» **WHAT IS BEING ASKED**: Your task is to copy the listing exactly. Drop any pictures from the copy.

──────── THE INPUT

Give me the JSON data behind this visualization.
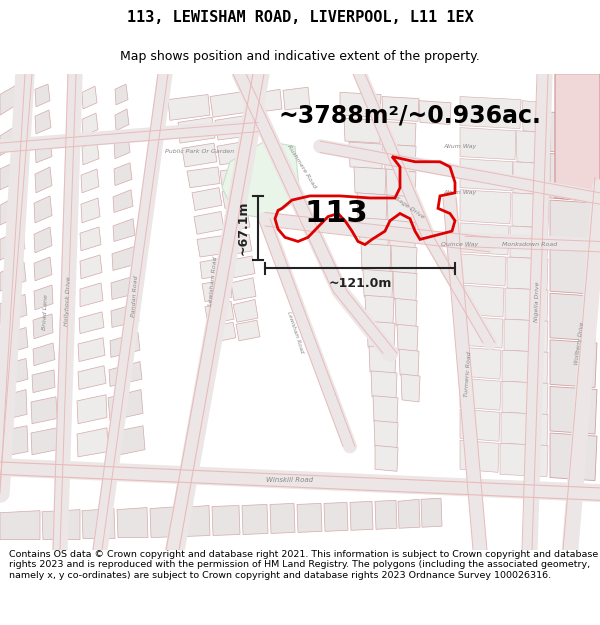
{
  "title": "113, LEWISHAM ROAD, LIVERPOOL, L11 1EX",
  "subtitle": "Map shows position and indicative extent of the property.",
  "area_text": "~3788m²/~0.936ac.",
  "label_113": "113",
  "dim_width": "~121.0m",
  "dim_height": "~67.1m",
  "footer": "Contains OS data © Crown copyright and database right 2021. This information is subject to Crown copyright and database rights 2023 and is reproduced with the permission of HM Land Registry. The polygons (including the associated geometry, namely x, y co-ordinates) are subject to Crown copyright and database rights 2023 Ordnance Survey 100026316.",
  "bg_color": "#ffffff",
  "map_bg": "#f0ecec",
  "property_outline_color": "#dd0000",
  "property_fill": "#ffffff",
  "park_color": "#e8f5e8",
  "park_edge": "#ccddcc",
  "road_light": "#f5eeee",
  "road_mid": "#e8d8d8",
  "road_pink": "#e8bbbb",
  "building_fill": "#e8e4e4",
  "building_edge": "#d4aaaa",
  "building_fill2": "#eeebeb",
  "dim_color": "#222222",
  "area_fontsize": 17,
  "label_fontsize": 22,
  "dim_fontsize": 9,
  "road_label_size": 5,
  "title_fontsize": 11,
  "subtitle_fontsize": 9,
  "footer_fontsize": 6.8
}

────────────────

» **RESULT OF THE TASK**:
Give me the JSON data behind this visualization.
{
  "title": "113, LEWISHAM ROAD, LIVERPOOL, L11 1EX",
  "subtitle": "Map shows position and indicative extent of the property.",
  "area_text": "~3788m²/~0.936ac.",
  "label_113": "113",
  "dim_width": "~121.0m",
  "dim_height": "~67.1m",
  "footer": "Contains OS data © Crown copyright and database right 2021. This information is subject to Crown copyright and database rights 2023 and is reproduced with the permission of HM Land Registry. The polygons (including the associated geometry, namely x, y co-ordinates) are subject to Crown copyright and database rights 2023 Ordnance Survey 100026316.",
  "bg_color": "#ffffff",
  "map_bg": "#f0ecec",
  "property_outline_color": "#dd0000",
  "property_fill": "#ffffff",
  "park_color": "#e8f5e8",
  "park_edge": "#ccddcc",
  "road_light": "#f5eeee",
  "road_mid": "#e8d8d8",
  "road_pink": "#e8bbbb",
  "building_fill": "#e8e4e4",
  "building_edge": "#d4aaaa",
  "building_fill2": "#eeebeb",
  "dim_color": "#222222",
  "area_fontsize": 17,
  "label_fontsize": 22,
  "dim_fontsize": 9,
  "road_label_size": 5,
  "title_fontsize": 11,
  "subtitle_fontsize": 9,
  "footer_fontsize": 6.8
}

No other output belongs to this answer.